SHORT PROBLEM. Reproduce the material exactly, omitting nothing.

PROVIDED RECORDS.
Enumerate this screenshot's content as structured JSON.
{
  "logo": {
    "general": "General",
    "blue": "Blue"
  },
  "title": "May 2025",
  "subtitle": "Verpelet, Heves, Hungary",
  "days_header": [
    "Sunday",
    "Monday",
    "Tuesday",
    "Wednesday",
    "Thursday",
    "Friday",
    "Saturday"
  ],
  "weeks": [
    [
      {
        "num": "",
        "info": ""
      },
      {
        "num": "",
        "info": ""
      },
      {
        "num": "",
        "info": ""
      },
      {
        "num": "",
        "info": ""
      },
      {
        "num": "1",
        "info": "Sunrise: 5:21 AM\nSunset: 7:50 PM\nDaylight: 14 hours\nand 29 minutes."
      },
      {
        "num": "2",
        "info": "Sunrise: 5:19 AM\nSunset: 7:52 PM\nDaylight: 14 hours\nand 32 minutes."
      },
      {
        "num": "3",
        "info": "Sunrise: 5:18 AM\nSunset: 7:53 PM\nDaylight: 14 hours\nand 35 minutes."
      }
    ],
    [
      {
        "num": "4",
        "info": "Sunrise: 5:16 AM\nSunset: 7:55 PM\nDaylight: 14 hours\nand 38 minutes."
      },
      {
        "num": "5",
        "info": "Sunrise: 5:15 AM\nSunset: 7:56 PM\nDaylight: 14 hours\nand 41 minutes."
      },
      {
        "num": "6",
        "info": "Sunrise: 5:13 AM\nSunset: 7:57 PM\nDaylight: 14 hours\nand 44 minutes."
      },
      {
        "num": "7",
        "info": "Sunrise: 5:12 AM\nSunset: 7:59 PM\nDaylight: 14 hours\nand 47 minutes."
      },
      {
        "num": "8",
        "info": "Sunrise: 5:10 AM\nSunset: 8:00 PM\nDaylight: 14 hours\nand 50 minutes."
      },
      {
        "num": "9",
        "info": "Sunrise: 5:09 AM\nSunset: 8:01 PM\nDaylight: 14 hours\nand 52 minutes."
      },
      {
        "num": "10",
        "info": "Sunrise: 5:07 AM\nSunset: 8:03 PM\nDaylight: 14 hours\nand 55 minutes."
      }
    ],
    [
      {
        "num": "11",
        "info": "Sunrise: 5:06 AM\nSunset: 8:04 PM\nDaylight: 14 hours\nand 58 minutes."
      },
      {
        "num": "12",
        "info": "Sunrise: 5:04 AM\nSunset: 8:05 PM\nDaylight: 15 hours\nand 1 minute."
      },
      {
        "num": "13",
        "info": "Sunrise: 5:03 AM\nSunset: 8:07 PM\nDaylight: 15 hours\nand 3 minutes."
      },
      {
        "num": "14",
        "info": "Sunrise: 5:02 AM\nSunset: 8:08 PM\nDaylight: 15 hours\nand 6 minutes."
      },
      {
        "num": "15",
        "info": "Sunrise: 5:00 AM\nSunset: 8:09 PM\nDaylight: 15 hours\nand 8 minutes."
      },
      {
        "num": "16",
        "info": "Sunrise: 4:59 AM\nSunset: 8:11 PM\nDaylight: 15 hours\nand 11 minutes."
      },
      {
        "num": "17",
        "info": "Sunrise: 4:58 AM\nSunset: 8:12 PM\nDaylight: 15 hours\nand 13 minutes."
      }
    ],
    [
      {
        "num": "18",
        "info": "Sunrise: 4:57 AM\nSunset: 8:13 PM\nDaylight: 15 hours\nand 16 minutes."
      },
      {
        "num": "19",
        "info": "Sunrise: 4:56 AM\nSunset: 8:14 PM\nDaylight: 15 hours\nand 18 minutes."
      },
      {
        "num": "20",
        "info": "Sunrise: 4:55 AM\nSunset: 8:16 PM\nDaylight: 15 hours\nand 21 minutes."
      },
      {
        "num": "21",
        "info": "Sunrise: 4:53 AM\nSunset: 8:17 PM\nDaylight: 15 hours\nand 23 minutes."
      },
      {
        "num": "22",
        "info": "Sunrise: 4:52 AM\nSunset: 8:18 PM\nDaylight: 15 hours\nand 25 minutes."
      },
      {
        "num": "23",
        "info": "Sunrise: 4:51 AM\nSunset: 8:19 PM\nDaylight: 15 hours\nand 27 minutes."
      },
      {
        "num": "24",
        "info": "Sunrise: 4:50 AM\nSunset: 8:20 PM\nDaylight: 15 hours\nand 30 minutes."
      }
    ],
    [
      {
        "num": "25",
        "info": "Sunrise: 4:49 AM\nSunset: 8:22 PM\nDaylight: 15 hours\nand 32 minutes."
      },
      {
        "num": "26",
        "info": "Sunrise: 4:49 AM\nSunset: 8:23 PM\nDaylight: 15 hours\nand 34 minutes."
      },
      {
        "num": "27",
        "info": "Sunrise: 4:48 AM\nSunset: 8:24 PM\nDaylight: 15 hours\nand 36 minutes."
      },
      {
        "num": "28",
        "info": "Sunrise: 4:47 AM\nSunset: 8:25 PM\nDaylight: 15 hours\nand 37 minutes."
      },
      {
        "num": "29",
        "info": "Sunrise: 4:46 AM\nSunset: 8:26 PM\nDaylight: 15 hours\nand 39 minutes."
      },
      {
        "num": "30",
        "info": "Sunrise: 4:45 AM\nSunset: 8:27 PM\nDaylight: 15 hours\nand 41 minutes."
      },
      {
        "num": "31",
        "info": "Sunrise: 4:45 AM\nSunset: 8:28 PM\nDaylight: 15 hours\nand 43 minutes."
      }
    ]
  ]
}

EXERCISE RESULT.
Enumerate this screenshot's content as structured JSON.
{
  "logo": {
    "general": "General",
    "blue": "Blue"
  },
  "title": "May 2025",
  "subtitle": "Verpelet, Heves, Hungary",
  "days_header": [
    "Sunday",
    "Monday",
    "Tuesday",
    "Wednesday",
    "Thursday",
    "Friday",
    "Saturday"
  ],
  "weeks": [
    [
      {
        "num": "",
        "info": ""
      },
      {
        "num": "",
        "info": ""
      },
      {
        "num": "",
        "info": ""
      },
      {
        "num": "",
        "info": ""
      },
      {
        "num": "1",
        "info": "Sunrise: 5:21 AM\nSunset: 7:50 PM\nDaylight: 14 hours\nand 29 minutes."
      },
      {
        "num": "2",
        "info": "Sunrise: 5:19 AM\nSunset: 7:52 PM\nDaylight: 14 hours\nand 32 minutes."
      },
      {
        "num": "3",
        "info": "Sunrise: 5:18 AM\nSunset: 7:53 PM\nDaylight: 14 hours\nand 35 minutes."
      }
    ],
    [
      {
        "num": "4",
        "info": "Sunrise: 5:16 AM\nSunset: 7:55 PM\nDaylight: 14 hours\nand 38 minutes."
      },
      {
        "num": "5",
        "info": "Sunrise: 5:15 AM\nSunset: 7:56 PM\nDaylight: 14 hours\nand 41 minutes."
      },
      {
        "num": "6",
        "info": "Sunrise: 5:13 AM\nSunset: 7:57 PM\nDaylight: 14 hours\nand 44 minutes."
      },
      {
        "num": "7",
        "info": "Sunrise: 5:12 AM\nSunset: 7:59 PM\nDaylight: 14 hours\nand 47 minutes."
      },
      {
        "num": "8",
        "info": "Sunrise: 5:10 AM\nSunset: 8:00 PM\nDaylight: 14 hours\nand 50 minutes."
      },
      {
        "num": "9",
        "info": "Sunrise: 5:09 AM\nSunset: 8:01 PM\nDaylight: 14 hours\nand 52 minutes."
      },
      {
        "num": "10",
        "info": "Sunrise: 5:07 AM\nSunset: 8:03 PM\nDaylight: 14 hours\nand 55 minutes."
      }
    ],
    [
      {
        "num": "11",
        "info": "Sunrise: 5:06 AM\nSunset: 8:04 PM\nDaylight: 14 hours\nand 58 minutes."
      },
      {
        "num": "12",
        "info": "Sunrise: 5:04 AM\nSunset: 8:05 PM\nDaylight: 15 hours\nand 1 minute."
      },
      {
        "num": "13",
        "info": "Sunrise: 5:03 AM\nSunset: 8:07 PM\nDaylight: 15 hours\nand 3 minutes."
      },
      {
        "num": "14",
        "info": "Sunrise: 5:02 AM\nSunset: 8:08 PM\nDaylight: 15 hours\nand 6 minutes."
      },
      {
        "num": "15",
        "info": "Sunrise: 5:00 AM\nSunset: 8:09 PM\nDaylight: 15 hours\nand 8 minutes."
      },
      {
        "num": "16",
        "info": "Sunrise: 4:59 AM\nSunset: 8:11 PM\nDaylight: 15 hours\nand 11 minutes."
      },
      {
        "num": "17",
        "info": "Sunrise: 4:58 AM\nSunset: 8:12 PM\nDaylight: 15 hours\nand 13 minutes."
      }
    ],
    [
      {
        "num": "18",
        "info": "Sunrise: 4:57 AM\nSunset: 8:13 PM\nDaylight: 15 hours\nand 16 minutes."
      },
      {
        "num": "19",
        "info": "Sunrise: 4:56 AM\nSunset: 8:14 PM\nDaylight: 15 hours\nand 18 minutes."
      },
      {
        "num": "20",
        "info": "Sunrise: 4:55 AM\nSunset: 8:16 PM\nDaylight: 15 hours\nand 21 minutes."
      },
      {
        "num": "21",
        "info": "Sunrise: 4:53 AM\nSunset: 8:17 PM\nDaylight: 15 hours\nand 23 minutes."
      },
      {
        "num": "22",
        "info": "Sunrise: 4:52 AM\nSunset: 8:18 PM\nDaylight: 15 hours\nand 25 minutes."
      },
      {
        "num": "23",
        "info": "Sunrise: 4:51 AM\nSunset: 8:19 PM\nDaylight: 15 hours\nand 27 minutes."
      },
      {
        "num": "24",
        "info": "Sunrise: 4:50 AM\nSunset: 8:20 PM\nDaylight: 15 hours\nand 30 minutes."
      }
    ],
    [
      {
        "num": "25",
        "info": "Sunrise: 4:49 AM\nSunset: 8:22 PM\nDaylight: 15 hours\nand 32 minutes."
      },
      {
        "num": "26",
        "info": "Sunrise: 4:49 AM\nSunset: 8:23 PM\nDaylight: 15 hours\nand 34 minutes."
      },
      {
        "num": "27",
        "info": "Sunrise: 4:48 AM\nSunset: 8:24 PM\nDaylight: 15 hours\nand 36 minutes."
      },
      {
        "num": "28",
        "info": "Sunrise: 4:47 AM\nSunset: 8:25 PM\nDaylight: 15 hours\nand 37 minutes."
      },
      {
        "num": "29",
        "info": "Sunrise: 4:46 AM\nSunset: 8:26 PM\nDaylight: 15 hours\nand 39 minutes."
      },
      {
        "num": "30",
        "info": "Sunrise: 4:45 AM\nSunset: 8:27 PM\nDaylight: 15 hours\nand 41 minutes."
      },
      {
        "num": "31",
        "info": "Sunrise: 4:45 AM\nSunset: 8:28 PM\nDaylight: 15 hours\nand 43 minutes."
      }
    ]
  ]
}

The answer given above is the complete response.